__Short problem__: Find each line with the string "граждан" and report it.

(Data entries)
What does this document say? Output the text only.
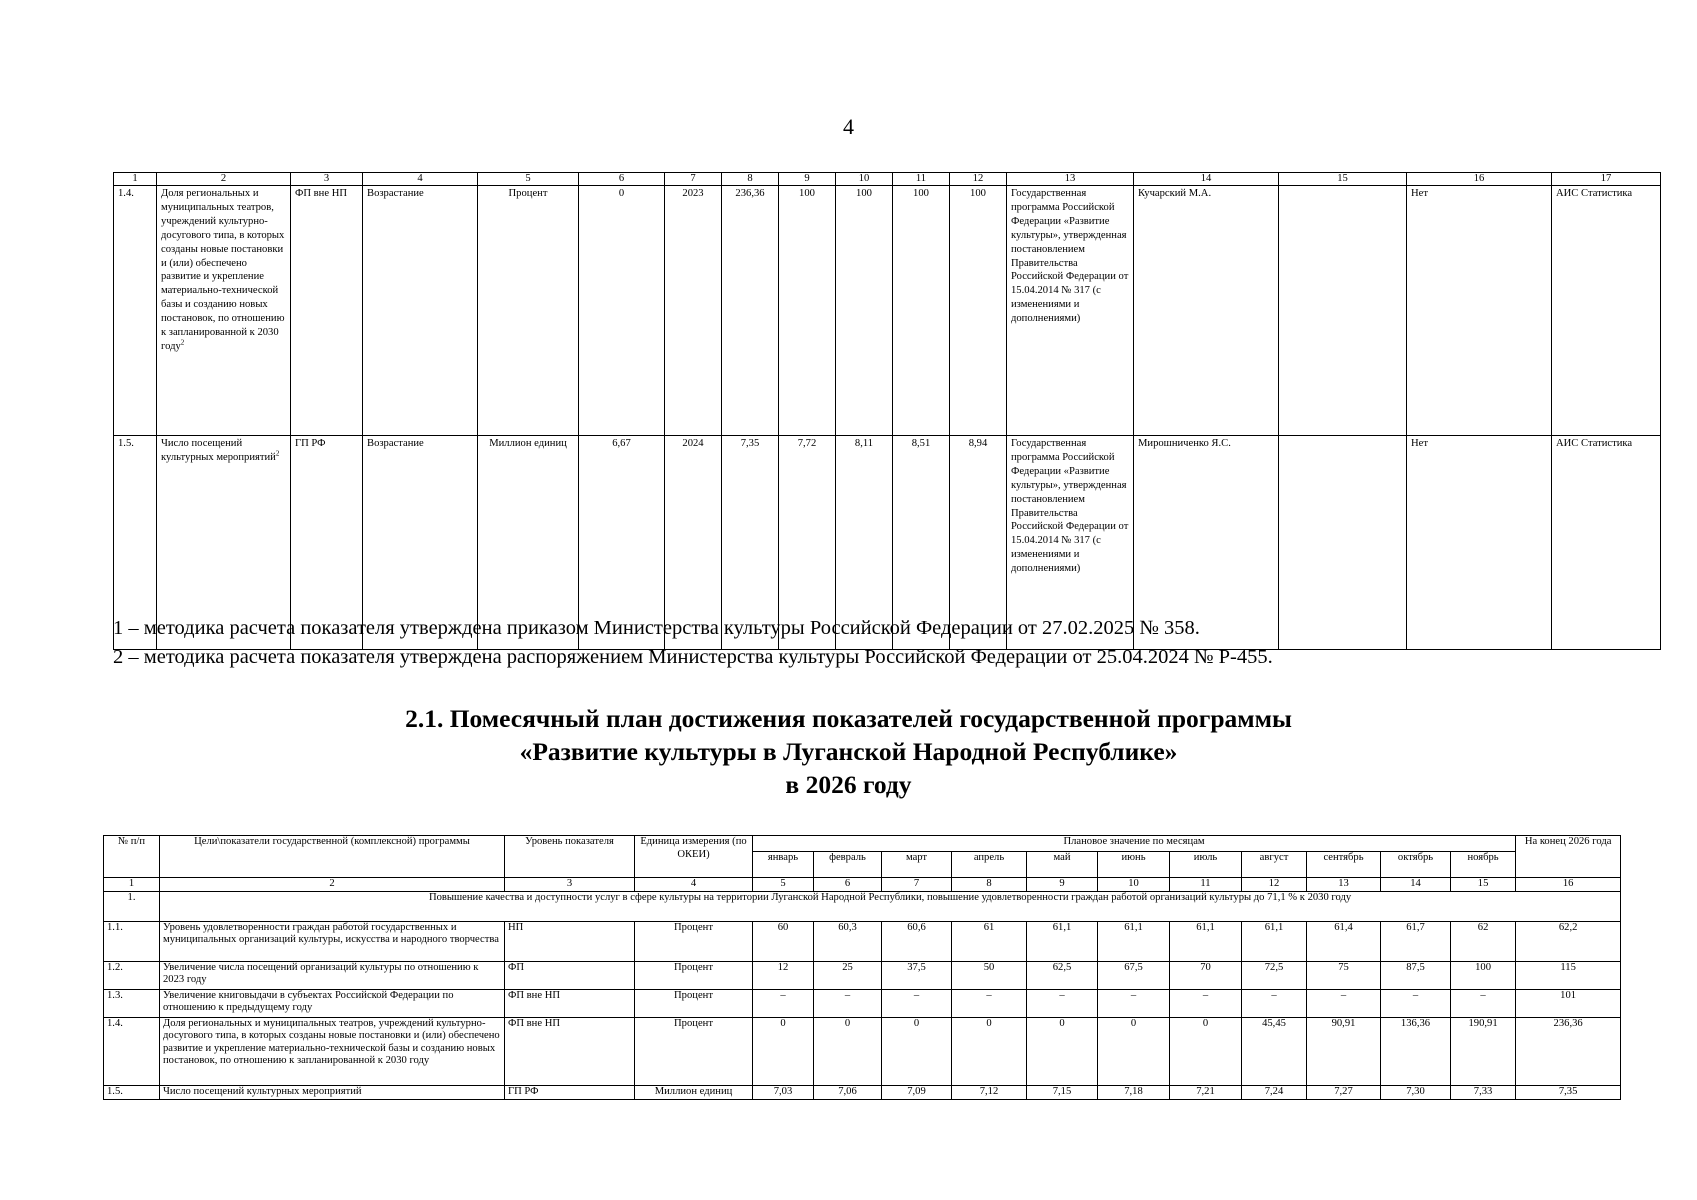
4
1	2	3	4	5	6	7	8	9	10	11	12	13	14	15	16	17
1.4.	Доля региональных и муниципальных театров, учреждений культурно-досугового типа, в которых созданы новые постановки и (или) обеспечено развитие и укрепление материально-технической базы и созданию новых постановок, по отношению к запланированной к 2030 году$^2$	ФП вне НП	Возрастание	Процент	0	2023	236,36	100	100	100	100	Государственная программа Российской Федерации «Развитие культуры», утвержденная постановлением Правительства Российской Федерации от 15.04.2014 № 317 (с изменениями и дополнениями)	Кучарский М.А.		Нет	АИС Статистика
1.5.	Число посещений культурных мероприятий$^2$	ГП РФ	Возрастание	Миллион единиц	6,67	2024	7,35	7,72	8,11	8,51	8,94	Государственная программа Российской Федерации «Развитие культуры», утвержденная постановлением Правительства Российской Федерации от 15.04.2014 № 317 (с изменениями и дополнениями)	Мирошниченко Я.С.		Нет	АИС Статистика
1 – методика расчета показателя утверждена приказом Министерства культуры Российской Федерации от 27.02.2025 № 358.
2 – методика расчета показателя утверждена распоряжением Министерства культуры Российской Федерации от 25.04.2024 № Р-455.
2.1. Помесячный план достижения показателей государственной программы
«Развитие культуры в Луганской Народной Республике»
в 2026 году
№ п/п	Цели\показатели государственной (комплексной) программы	Уровень показателя	Единица измерения (по ОКЕИ)	Плановое значение по месяцам											На конец 2026 года
				январь	февраль	март	апрель	май	июнь	июль	август	сентябрь	октябрь	ноябрь	
1	2	3	4	5	6	7	8	9	10	11	12	13	14	15	16
1.	Повышение качества и доступности услуг в сфере культуры на территории Луганской Народной Республики, повышение удовлетворенности граждан работой организаций культуры до 71,1 % к 2030 году														
1.1.	Уровень удовлетворенности граждан работой государственных и муниципальных организаций культуры, искусства и народного творчества	НП	Процент	60	60,3	60,6	61	61,1	61,1	61,1	61,1	61,4	61,7	62	62,2
1.2.	Увеличение числа посещений организаций культуры по отношению к 2023 году	ФП	Процент	12	25	37,5	50	62,5	67,5	70	72,5	75	87,5	100	115
1.3.	Увеличение книговыдачи в субъектах Российской Федерации по отношению к предыдущему году	ФП вне НП	Процент	–	–	–	–	–	–	–	–	–	–	–	101
1.4.	Доля региональных и муниципальных театров, учреждений культурно-досугового типа, в которых созданы новые постановки и (или) обеспечено развитие и укрепление материально-технической базы и созданию новых постановок, по отношению к запланированной к 2030 году	ФП вне НП	Процент	0	0	0	0	0	0	0	45,45	90,91	136,36	190,91	236,36
1.5.	Число посещений культурных мероприятий	ГП РФ	Миллион единиц	7,03	7,06	7,09	7,12	7,15	7,18	7,21	7,24	7,27	7,30	7,33	7,35
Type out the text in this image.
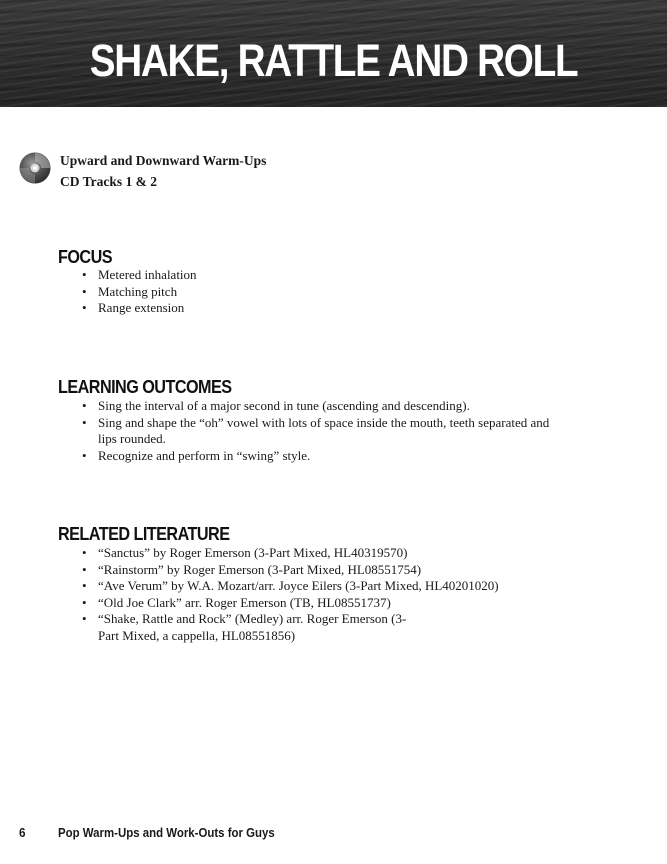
SHAKE, RATTLE AND ROLL
Upward and Downward Warm-Ups
CD Tracks 1 & 2
FOCUS
• Metered inhalation
• Matching pitch
• Range extension
LEARNING OUTCOMES
• Sing the interval of a major second in tune (ascending and descending).
• Sing and shape the “oh” vowel with lots of space inside the mouth, teeth separated and lips rounded.
• Recognize and perform in “swing” style.
RELATED LITERATURE
• “Sanctus” by Roger Emerson (3-Part Mixed, HL40319570)
• “Rainstorm” by Roger Emerson (3-Part Mixed, HL08551754)
• “Ave Verum” by W.A. Mozart/arr. Joyce Eilers (3-Part Mixed, HL40201020)
• “Old Joe Clark” arr. Roger Emerson (TB, HL08551737)
• “Shake, Rattle and Rock” (Medley) arr. Roger Emerson (3-Part Mixed, a cappella, HL08551856)
6 Pop Warm-Ups and Work-Outs for Guys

__Task answer__:
1.	Повышение качества и доступности услуг в сфере культуры на территории Луганской Народной Республики, повышение удовлетворенности граждан работой организаций культуры до 71,1 % к 2030 году														
1.1.	Уровень удовлетворенности граждан работой государственных и муниципальных организаций культуры, искусства и народного творчества	НП	Процент	60	60,3	60,6	61	61,1	61,1	61,1	61,1	61,4	61,7	62	62,2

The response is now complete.